◆ DIRECTIONS ◆
Copy each line below without leaving any out.

◆ MATERIAL FOR THIS EXERCISE ◆
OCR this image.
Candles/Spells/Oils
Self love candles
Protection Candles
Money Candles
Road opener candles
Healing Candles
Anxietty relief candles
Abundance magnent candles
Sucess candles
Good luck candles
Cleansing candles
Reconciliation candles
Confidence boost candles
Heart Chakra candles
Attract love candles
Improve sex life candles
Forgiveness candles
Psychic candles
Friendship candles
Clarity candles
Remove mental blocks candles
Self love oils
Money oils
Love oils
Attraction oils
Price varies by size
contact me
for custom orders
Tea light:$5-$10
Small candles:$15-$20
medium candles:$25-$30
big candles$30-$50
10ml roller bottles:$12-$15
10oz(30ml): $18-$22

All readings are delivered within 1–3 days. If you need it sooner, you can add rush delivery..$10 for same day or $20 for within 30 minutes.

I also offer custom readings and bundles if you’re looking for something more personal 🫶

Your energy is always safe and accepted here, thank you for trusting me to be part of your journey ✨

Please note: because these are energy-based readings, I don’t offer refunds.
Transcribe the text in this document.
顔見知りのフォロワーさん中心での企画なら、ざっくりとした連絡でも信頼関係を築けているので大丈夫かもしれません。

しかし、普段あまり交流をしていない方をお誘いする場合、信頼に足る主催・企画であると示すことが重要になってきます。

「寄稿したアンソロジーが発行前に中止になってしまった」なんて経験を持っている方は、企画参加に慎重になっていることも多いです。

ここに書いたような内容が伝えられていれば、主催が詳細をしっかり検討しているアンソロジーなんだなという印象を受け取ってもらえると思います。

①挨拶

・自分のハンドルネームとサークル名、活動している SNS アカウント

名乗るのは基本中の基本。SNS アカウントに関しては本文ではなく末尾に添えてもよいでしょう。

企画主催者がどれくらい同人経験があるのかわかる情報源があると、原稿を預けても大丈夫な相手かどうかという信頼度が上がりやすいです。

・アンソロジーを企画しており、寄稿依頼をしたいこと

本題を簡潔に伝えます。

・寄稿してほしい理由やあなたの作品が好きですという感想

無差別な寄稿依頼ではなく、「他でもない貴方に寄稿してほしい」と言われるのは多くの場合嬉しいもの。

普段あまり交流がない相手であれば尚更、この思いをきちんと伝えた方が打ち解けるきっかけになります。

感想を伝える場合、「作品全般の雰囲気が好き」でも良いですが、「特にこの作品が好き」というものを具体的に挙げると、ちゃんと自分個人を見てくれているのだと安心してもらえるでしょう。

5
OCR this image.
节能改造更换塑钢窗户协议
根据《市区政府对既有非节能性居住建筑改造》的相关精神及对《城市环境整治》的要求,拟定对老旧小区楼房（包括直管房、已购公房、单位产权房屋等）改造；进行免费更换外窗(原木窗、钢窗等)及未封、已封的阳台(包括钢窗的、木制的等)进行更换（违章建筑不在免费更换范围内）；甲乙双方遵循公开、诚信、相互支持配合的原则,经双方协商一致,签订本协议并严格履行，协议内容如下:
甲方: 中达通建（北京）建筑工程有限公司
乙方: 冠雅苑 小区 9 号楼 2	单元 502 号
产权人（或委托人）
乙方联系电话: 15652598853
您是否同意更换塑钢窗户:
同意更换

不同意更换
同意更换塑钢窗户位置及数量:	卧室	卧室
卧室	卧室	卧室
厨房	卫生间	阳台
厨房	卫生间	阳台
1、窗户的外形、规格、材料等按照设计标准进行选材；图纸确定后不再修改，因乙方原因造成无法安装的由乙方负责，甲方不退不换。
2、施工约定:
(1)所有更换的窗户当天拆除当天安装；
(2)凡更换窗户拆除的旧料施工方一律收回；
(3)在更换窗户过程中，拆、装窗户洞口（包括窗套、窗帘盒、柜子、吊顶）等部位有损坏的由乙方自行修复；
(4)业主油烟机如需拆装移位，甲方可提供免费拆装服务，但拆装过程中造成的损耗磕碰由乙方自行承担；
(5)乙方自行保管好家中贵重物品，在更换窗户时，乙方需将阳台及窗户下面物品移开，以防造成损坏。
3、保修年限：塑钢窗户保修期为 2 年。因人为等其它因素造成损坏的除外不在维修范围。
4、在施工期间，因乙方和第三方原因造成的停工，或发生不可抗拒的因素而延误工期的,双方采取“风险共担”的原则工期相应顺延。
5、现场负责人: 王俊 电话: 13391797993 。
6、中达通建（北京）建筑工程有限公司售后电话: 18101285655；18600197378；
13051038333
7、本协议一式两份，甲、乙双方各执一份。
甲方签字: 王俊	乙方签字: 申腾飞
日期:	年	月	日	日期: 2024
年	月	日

◆ TASK OUTPUT ◆
OCR this image.
Candles/Spells/Oils
Self love candles
Protection Candles
Money Candles
Road opener candles
Healing Candles
Anxietty relief candles
Abundance magnent candles
Sucess candles
Good luck candles
Cleansing candles
Reconciliation candles
Confidence boost candles
Heart Chakra candles
Attract love candles
Improve sex life candles
Forgiveness candles
Psychic candles
Friendship candles
Clarity candles
Remove mental blocks candles
Self love oils
Money oils
Love oils
Attraction oils
Price varies by size
contact me
for custom orders
Tea light:$5-$10
Small candles:$15-$20
medium candles:$25-$30
big candles$30-$50
10ml roller bottles:$12-$15
10oz(30ml): $18-$22

All readings are delivered within 1–3 days. If you need it sooner, you can add rush delivery..$10 for same day or $20 for within 30 minutes.

I also offer custom readings and bundles if you’re looking for something more personal 🫶

Your energy is always safe and accepted here, thank you for trusting me to be part of your journey ✨

Please note: because these are energy-based readings, I don’t offer refunds.
Transcribe the text in this document.
顔見知りのフォロワーさん中心での企画なら、ざっくりとした連絡でも信頼関係を築けているので大丈夫かもしれません。

しかし、普段あまり交流をしていない方をお誘いする場合、信頼に足る主催・企画であると示すことが重要になってきます。

「寄稿したアンソロジーが発行前に中止になってしまった」なんて経験を持っている方は、企画参加に慎重になっていることも多いです。

ここに書いたような内容が伝えられていれば、主催が詳細をしっかり検討しているアンソロジーなんだなという印象を受け取ってもらえると思います。

①挨拶

・自分のハンドルネームとサークル名、活動している SNS アカウント

名乗るのは基本中の基本。SNS アカウントに関しては本文ではなく末尾に添えてもよいでしょう。

企画主催者がどれくらい同人経験があるのかわかる情報源があると、原稿を預けても大丈夫な相手かどうかという信頼度が上がりやすいです。

・アンソロジーを企画しており、寄稿依頼をしたいこと

本題を簡潔に伝えます。

・寄稿してほしい理由やあなたの作品が好きですという感想

無差別な寄稿依頼ではなく、「他でもない貴方に寄稿してほしい」と言われるのは多くの場合嬉しいもの。

普段あまり交流がない相手であれば尚更、この思いをきちんと伝えた方が打ち解けるきっかけになります。

感想を伝える場合、「作品全般の雰囲気が好き」でも良いですが、「特にこの作品が好き」というものを具体的に挙げると、ちゃんと自分個人を見てくれているのだと安心してもらえるでしょう。

5
OCR this image.
节能改造更换塑钢窗户协议
根据《市区政府对既有非节能性居住建筑改造》的相关精神及对《城市环境整治》的要求,拟定对老旧小区楼房（包括直管房、已购公房、单位产权房屋等）改造；进行免费更换外窗(原木窗、钢窗等)及未封、已封的阳台(包括钢窗的、木制的等)进行更换（违章建筑不在免费更换范围内）；甲乙双方遵循公开、诚信、相互支持配合的原则,经双方协商一致,签订本协议并严格履行，协议内容如下:
甲方: 中达通建（北京）建筑工程有限公司
乙方: 冠雅苑 小区 9 号楼 2	单元 502 号
产权人（或委托人）
乙方联系电话: 15652598853
您是否同意更换塑钢窗户:
同意更换

不同意更换
同意更换塑钢窗户位置及数量:	卧室	卧室
卧室	卧室	卧室
厨房	卫生间	阳台
厨房	卫生间	阳台
1、窗户的外形、规格、材料等按照设计标准进行选材；图纸确定后不再修改，因乙方原因造成无法安装的由乙方负责，甲方不退不换。
2、施工约定:
(1)所有更换的窗户当天拆除当天安装；
(2)凡更换窗户拆除的旧料施工方一律收回；
(3)在更换窗户过程中，拆、装窗户洞口（包括窗套、窗帘盒、柜子、吊顶）等部位有损坏的由乙方自行修复；
(4)业主油烟机如需拆装移位，甲方可提供免费拆装服务，但拆装过程中造成的损耗磕碰由乙方自行承担；
(5)乙方自行保管好家中贵重物品，在更换窗户时，乙方需将阳台及窗户下面物品移开，以防造成损坏。
3、保修年限：塑钢窗户保修期为 2 年。因人为等其它因素造成损坏的除外不在维修范围。
4、在施工期间，因乙方和第三方原因造成的停工，或发生不可抗拒的因素而延误工期的,双方采取“风险共担”的原则工期相应顺延。
5、现场负责人: 王俊 电话: 13391797993 。
6、中达通建（北京）建筑工程有限公司售后电话: 18101285655；18600197378；
13051038333
7、本协议一式两份，甲、乙双方各执一份。
甲方签字: 王俊	乙方签字: 申腾飞
日期:	年	月	日	日期: 2024
年	月	日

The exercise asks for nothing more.